Aim: Check each line of the material below for "Priority". Report how many have it, with no other words.
#### Entries supplied ####
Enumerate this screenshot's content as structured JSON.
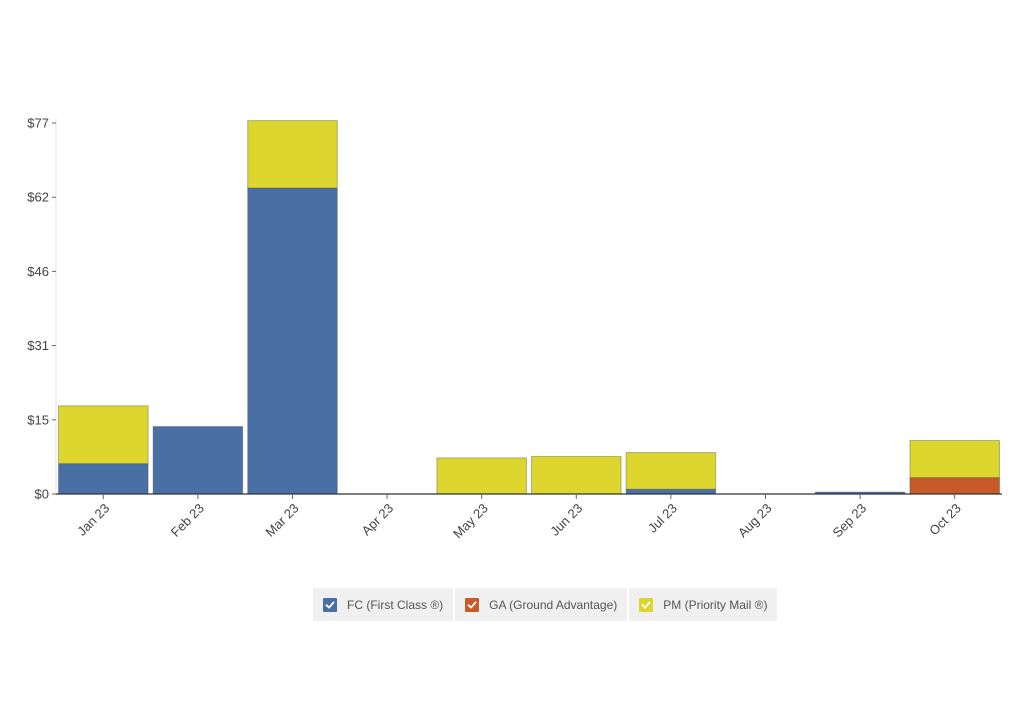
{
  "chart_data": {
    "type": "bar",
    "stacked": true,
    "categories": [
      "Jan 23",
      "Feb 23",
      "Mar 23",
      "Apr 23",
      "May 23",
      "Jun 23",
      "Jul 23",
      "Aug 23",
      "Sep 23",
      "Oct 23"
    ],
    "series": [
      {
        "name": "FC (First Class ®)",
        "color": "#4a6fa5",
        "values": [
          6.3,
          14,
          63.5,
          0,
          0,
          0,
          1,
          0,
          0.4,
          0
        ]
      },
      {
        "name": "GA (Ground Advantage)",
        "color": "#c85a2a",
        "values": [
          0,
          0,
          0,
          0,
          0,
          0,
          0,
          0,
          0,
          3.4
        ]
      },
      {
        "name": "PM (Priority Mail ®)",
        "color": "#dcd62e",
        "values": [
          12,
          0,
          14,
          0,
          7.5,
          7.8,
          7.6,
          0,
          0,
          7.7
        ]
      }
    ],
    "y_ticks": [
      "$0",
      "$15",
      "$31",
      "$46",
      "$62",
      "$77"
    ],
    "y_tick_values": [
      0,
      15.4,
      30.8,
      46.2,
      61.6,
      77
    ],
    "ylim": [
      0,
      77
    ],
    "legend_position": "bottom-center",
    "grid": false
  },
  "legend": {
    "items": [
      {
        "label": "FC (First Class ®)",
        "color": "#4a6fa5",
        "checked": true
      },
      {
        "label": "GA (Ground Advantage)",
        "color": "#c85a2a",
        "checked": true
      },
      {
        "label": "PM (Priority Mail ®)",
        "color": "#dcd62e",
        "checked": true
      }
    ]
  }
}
####
#### Entries supplied ####
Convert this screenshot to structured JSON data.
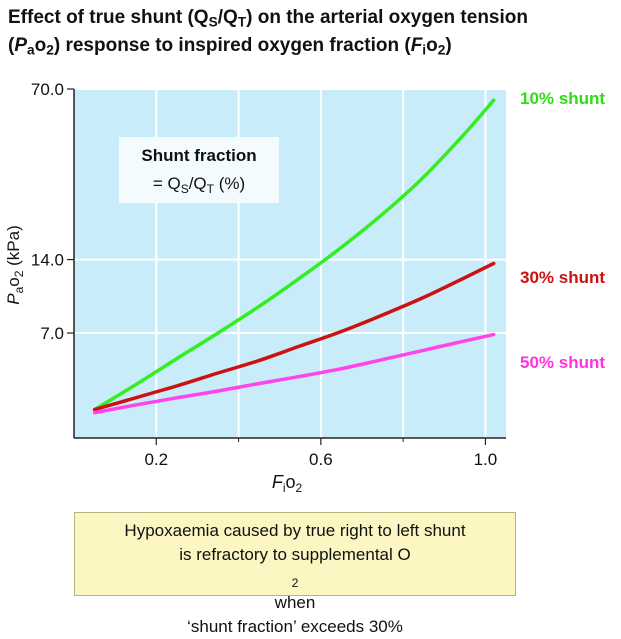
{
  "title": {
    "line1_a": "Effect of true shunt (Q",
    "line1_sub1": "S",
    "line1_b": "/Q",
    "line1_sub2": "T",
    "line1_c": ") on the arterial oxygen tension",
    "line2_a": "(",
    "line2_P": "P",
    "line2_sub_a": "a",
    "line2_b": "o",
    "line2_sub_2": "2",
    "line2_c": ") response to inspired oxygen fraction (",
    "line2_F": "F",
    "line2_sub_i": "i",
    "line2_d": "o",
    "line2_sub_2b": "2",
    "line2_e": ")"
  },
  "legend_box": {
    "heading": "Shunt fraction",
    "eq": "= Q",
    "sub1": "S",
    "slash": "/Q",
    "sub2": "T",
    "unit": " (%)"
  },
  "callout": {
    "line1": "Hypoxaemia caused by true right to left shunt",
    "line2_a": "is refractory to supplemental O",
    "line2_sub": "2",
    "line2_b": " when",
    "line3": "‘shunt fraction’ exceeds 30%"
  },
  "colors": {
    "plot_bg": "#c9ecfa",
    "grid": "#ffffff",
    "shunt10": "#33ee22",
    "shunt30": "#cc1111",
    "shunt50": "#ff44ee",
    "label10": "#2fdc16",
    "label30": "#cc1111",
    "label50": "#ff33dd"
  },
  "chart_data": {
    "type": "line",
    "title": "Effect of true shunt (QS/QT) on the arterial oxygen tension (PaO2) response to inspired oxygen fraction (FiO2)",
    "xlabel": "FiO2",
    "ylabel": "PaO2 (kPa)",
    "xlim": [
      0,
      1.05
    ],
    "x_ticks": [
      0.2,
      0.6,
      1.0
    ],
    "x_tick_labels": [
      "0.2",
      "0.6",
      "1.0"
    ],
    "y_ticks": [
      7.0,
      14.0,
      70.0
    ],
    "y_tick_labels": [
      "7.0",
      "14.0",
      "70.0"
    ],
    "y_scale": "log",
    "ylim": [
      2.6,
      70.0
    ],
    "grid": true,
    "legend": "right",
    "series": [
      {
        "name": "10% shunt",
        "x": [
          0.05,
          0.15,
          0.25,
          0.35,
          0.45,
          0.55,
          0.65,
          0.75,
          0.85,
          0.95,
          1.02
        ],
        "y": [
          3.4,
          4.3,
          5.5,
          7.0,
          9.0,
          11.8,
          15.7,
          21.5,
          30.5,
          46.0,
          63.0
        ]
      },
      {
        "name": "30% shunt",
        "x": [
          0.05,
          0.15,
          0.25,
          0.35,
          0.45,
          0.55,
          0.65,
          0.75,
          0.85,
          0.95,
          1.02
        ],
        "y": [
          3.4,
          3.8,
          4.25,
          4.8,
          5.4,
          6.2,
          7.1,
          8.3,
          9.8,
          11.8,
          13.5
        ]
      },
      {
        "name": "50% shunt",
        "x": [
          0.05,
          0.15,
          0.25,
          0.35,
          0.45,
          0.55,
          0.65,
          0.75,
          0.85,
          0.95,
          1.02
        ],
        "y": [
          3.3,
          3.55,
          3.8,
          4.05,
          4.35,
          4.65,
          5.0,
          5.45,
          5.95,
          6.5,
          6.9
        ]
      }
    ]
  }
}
####
The answer: 2